— Aim —
For the data below, report the number of lines that contain the string "color" and nothing else.

## START Records

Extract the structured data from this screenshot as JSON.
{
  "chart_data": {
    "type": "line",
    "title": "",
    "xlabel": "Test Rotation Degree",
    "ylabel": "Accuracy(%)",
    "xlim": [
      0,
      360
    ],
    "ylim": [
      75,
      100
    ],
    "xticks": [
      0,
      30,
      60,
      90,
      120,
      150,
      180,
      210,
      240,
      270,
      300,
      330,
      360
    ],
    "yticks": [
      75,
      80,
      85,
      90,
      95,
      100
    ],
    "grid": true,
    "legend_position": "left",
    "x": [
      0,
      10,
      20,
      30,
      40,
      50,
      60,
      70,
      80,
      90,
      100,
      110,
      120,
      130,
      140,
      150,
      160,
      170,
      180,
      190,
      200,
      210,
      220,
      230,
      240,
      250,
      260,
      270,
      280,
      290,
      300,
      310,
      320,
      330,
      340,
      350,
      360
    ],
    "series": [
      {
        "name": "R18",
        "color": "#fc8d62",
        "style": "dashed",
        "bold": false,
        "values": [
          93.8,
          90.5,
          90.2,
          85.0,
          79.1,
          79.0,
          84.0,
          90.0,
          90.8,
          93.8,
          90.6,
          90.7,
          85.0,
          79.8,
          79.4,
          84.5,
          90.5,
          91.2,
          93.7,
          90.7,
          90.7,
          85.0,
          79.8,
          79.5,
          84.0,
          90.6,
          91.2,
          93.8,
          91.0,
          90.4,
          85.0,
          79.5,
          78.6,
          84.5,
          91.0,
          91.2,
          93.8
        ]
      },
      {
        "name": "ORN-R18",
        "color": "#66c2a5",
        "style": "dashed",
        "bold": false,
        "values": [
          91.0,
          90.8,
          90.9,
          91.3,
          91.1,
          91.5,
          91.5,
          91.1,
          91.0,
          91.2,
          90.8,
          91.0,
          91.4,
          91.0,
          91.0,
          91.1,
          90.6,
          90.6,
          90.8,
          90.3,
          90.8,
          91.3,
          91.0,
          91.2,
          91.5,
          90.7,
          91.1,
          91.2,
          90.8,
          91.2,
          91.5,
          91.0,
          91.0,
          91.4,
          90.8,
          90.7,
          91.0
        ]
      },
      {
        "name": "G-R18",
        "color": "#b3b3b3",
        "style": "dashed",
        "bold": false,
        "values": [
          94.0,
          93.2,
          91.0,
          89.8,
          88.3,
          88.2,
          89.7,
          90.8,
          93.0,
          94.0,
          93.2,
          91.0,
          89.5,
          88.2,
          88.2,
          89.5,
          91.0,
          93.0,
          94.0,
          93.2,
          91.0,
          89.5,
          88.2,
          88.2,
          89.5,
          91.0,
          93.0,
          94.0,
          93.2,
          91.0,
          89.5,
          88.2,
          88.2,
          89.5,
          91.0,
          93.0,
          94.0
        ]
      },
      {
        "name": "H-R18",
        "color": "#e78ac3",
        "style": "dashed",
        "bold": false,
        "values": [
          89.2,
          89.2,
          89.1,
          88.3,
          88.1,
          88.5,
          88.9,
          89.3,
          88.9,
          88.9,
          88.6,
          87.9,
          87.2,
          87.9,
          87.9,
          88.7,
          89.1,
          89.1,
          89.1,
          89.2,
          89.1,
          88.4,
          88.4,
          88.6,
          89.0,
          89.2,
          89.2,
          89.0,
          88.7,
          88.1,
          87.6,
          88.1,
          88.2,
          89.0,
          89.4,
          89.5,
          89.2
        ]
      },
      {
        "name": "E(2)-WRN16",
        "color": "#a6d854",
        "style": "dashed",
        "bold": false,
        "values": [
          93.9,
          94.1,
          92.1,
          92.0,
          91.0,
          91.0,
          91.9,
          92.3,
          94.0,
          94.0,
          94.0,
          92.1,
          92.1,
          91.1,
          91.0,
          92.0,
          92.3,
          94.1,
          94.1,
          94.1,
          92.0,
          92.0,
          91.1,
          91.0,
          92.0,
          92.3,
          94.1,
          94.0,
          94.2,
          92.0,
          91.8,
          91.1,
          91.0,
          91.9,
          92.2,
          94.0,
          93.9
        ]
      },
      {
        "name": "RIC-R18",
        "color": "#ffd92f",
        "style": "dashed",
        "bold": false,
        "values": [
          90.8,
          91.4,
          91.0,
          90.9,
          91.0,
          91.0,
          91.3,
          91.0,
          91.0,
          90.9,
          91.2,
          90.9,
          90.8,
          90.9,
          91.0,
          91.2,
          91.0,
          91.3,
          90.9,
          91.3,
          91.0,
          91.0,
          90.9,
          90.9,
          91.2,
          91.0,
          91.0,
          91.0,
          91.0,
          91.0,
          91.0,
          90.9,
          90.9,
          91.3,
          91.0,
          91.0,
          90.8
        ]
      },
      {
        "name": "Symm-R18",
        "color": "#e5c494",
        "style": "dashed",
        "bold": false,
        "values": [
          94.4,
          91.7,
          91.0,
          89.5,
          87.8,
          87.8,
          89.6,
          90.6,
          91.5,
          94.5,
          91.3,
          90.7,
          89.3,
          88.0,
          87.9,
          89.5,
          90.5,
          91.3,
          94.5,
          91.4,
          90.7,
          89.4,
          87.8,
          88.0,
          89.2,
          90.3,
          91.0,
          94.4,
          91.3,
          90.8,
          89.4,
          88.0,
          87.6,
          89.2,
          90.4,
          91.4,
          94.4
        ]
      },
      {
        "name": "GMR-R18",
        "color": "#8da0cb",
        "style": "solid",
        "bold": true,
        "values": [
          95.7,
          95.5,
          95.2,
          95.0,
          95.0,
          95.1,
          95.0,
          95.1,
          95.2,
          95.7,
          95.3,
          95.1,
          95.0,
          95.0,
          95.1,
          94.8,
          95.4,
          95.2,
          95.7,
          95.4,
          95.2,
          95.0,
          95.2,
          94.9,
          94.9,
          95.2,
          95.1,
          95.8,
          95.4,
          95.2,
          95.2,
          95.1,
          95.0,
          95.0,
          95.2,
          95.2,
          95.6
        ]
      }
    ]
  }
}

## END Records

— Final result —
8